TASK TO COMPLETE → From the entries below, pull out each line where "this" appears.

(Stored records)
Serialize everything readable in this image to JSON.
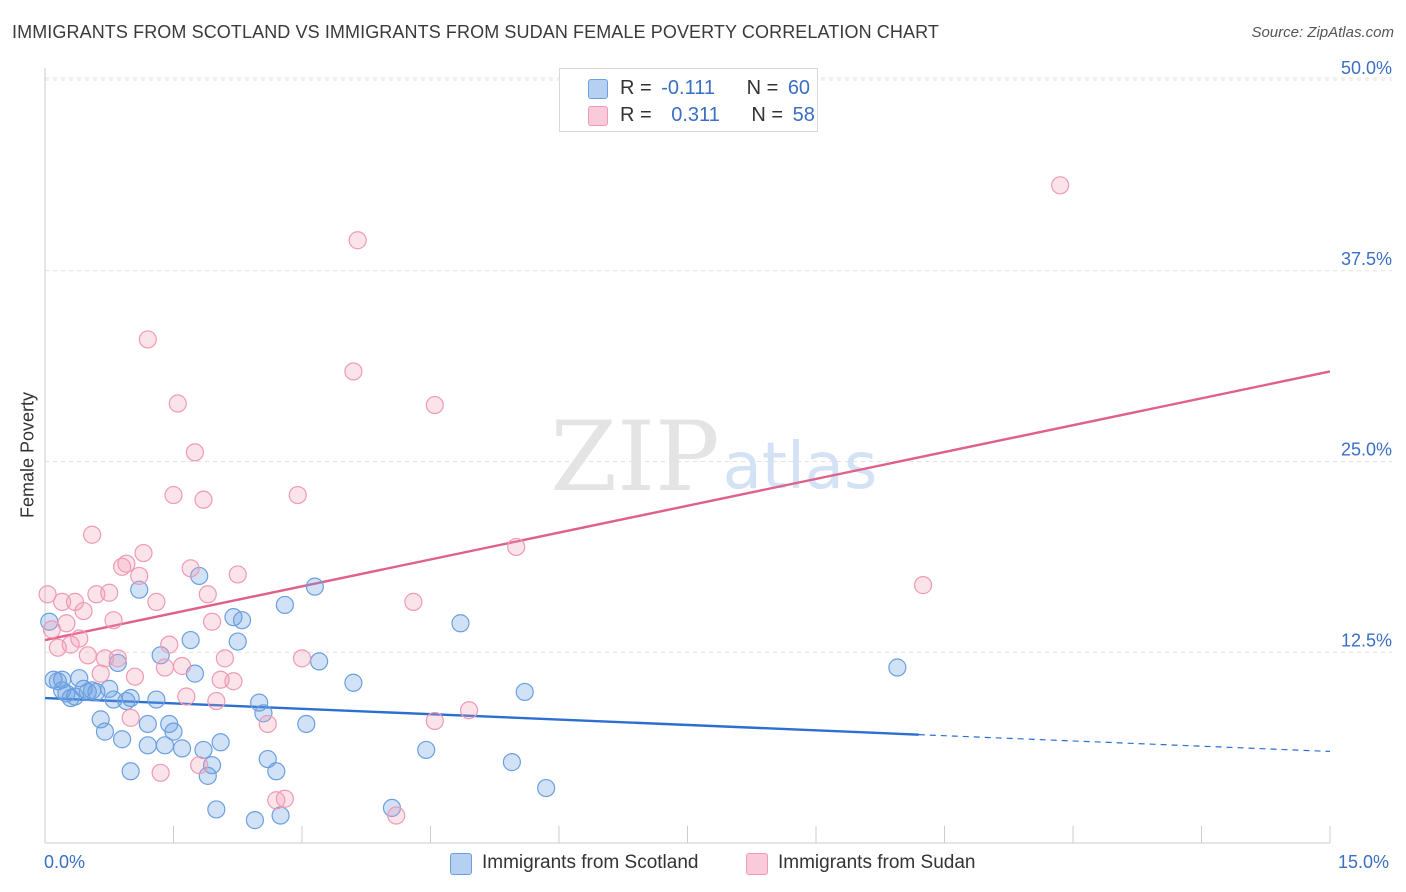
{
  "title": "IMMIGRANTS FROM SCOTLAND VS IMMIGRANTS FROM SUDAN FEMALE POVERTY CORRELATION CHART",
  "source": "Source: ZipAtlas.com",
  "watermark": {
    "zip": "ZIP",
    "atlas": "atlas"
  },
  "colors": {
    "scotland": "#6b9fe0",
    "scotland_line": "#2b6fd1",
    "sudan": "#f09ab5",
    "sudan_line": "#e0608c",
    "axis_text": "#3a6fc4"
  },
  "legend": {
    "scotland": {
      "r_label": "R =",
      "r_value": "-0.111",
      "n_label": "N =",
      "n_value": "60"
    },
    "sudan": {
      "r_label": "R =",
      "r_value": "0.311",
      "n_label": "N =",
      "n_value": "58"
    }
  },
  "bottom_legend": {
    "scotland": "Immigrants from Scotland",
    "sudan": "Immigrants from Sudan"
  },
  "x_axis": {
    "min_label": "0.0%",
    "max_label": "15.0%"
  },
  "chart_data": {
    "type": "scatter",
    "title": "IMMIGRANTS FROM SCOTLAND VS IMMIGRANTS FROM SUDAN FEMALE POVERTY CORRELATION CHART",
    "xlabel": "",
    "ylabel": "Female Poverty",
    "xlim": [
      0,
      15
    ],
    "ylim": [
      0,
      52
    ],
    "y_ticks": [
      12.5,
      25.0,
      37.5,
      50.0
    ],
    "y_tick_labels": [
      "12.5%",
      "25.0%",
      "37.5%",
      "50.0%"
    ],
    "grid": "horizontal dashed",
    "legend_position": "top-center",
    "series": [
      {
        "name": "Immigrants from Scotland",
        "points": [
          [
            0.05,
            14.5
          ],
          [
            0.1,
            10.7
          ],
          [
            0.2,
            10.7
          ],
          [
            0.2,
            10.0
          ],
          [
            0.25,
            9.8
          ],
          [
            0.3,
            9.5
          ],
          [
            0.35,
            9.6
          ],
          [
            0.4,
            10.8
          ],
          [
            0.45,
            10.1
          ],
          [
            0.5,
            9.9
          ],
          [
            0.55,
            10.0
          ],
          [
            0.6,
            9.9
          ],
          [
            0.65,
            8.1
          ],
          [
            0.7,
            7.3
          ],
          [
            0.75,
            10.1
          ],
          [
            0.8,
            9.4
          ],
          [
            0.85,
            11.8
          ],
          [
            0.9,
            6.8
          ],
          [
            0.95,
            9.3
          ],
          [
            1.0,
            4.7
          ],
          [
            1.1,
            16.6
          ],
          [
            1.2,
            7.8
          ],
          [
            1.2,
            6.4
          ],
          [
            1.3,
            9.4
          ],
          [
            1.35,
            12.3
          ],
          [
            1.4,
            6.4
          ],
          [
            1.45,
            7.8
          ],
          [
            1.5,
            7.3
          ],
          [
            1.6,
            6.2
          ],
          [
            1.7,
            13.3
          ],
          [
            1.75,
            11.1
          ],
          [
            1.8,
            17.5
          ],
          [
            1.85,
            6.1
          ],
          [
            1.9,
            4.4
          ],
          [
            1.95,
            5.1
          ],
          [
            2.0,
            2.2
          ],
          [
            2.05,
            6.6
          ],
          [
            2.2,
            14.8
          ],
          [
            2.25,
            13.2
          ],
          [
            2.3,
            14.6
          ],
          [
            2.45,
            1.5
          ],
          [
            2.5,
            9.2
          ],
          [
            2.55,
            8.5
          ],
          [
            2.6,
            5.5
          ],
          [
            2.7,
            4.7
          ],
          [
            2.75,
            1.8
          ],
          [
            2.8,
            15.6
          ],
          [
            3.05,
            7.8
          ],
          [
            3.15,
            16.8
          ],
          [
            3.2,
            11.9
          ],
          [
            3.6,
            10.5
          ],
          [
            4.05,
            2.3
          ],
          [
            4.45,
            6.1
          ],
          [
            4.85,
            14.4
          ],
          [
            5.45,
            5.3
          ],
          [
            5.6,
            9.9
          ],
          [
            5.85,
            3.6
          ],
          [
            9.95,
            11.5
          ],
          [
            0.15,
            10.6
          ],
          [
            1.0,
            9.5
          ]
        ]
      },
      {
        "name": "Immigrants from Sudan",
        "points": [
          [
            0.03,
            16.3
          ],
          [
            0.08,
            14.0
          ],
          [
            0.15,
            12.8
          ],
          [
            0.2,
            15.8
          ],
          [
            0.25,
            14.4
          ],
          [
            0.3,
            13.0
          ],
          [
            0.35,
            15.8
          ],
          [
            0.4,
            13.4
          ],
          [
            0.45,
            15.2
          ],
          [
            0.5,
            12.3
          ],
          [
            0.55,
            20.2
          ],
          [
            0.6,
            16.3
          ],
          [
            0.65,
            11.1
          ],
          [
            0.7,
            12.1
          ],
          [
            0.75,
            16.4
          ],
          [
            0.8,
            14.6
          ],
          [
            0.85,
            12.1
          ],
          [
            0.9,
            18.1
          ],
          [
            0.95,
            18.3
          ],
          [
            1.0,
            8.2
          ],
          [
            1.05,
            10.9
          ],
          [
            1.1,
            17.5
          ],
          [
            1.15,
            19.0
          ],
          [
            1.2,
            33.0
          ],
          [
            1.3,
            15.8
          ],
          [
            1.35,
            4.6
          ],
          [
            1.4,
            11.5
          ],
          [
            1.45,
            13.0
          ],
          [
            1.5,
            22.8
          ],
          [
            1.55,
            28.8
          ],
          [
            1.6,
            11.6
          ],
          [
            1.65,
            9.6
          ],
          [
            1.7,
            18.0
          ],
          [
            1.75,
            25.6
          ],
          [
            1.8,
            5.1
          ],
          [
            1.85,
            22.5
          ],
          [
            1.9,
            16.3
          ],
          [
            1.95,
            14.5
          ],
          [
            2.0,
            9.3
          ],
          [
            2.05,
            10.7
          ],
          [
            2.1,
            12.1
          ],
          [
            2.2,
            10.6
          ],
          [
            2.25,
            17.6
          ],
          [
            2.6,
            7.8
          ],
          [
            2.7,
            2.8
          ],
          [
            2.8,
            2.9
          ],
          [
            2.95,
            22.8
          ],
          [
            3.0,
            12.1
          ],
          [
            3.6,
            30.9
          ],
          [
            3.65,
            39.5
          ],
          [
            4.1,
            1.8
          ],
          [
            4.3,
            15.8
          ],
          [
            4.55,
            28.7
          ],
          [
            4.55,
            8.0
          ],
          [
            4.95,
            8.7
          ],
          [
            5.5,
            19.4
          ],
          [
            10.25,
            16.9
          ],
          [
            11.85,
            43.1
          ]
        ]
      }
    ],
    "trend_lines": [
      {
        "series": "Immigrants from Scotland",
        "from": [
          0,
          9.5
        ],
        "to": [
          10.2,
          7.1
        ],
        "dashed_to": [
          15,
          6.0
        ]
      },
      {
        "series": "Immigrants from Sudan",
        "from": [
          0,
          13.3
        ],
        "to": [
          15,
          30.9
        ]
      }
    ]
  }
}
--
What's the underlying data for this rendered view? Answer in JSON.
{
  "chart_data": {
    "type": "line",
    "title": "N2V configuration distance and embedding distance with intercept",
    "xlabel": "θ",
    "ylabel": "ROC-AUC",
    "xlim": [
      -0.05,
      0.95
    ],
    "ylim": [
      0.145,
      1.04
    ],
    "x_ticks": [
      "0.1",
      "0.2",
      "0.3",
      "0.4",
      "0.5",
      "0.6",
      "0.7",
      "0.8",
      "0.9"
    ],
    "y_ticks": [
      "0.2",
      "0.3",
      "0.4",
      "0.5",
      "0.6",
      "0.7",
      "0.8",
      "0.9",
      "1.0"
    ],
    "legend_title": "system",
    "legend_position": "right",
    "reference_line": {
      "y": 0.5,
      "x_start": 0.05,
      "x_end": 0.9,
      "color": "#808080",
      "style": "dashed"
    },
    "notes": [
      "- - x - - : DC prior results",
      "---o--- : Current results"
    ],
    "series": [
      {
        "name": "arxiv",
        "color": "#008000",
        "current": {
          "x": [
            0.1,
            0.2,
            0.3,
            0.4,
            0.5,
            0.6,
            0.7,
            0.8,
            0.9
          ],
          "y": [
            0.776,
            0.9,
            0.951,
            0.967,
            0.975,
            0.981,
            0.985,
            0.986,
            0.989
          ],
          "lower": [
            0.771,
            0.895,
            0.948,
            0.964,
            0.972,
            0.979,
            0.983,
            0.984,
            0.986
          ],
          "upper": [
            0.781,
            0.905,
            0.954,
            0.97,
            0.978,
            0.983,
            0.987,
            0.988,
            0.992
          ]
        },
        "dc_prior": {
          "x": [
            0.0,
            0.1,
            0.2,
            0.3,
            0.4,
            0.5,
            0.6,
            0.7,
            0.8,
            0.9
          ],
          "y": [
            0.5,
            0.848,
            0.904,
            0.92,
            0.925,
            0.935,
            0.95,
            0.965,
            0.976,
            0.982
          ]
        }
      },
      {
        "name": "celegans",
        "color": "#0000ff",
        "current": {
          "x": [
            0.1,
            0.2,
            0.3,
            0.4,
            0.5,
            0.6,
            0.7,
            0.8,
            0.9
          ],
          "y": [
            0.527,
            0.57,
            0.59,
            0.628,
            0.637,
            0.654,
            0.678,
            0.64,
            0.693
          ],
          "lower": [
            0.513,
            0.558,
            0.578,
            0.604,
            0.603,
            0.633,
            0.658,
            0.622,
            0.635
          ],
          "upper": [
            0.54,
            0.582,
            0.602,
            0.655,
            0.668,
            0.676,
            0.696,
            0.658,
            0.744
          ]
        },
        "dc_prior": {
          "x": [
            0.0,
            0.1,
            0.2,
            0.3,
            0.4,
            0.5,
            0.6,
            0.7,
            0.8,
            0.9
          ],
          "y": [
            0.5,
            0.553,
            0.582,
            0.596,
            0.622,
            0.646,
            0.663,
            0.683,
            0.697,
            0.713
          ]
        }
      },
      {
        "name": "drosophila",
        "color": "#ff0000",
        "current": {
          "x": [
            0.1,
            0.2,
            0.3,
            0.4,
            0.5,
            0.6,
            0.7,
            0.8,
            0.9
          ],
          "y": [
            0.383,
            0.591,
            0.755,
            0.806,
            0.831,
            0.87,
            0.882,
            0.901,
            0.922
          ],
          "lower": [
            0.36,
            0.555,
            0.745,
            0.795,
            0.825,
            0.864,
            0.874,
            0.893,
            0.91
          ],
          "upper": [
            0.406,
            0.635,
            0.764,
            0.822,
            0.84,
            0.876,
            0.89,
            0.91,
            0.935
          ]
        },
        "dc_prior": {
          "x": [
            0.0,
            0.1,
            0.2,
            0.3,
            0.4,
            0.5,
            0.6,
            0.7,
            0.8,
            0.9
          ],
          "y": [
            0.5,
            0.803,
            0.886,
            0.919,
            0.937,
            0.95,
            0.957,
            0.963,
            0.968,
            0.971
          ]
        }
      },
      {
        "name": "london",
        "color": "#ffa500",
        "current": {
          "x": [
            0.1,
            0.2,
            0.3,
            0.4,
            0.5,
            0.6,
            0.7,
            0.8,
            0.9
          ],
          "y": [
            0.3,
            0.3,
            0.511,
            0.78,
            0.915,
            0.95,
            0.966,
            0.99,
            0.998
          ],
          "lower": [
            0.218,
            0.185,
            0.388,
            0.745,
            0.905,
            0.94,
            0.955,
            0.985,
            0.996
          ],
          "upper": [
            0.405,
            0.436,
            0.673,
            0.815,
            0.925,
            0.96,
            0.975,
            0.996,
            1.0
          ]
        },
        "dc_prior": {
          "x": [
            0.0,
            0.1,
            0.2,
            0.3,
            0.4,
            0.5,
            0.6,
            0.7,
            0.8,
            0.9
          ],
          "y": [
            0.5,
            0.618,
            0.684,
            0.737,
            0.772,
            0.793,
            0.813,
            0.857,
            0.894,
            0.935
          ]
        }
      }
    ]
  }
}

REPLY TO THE TASK →
Serialize everything readable in this image to JSON.
What's the underlying data for this rendered view? Answer in JSON.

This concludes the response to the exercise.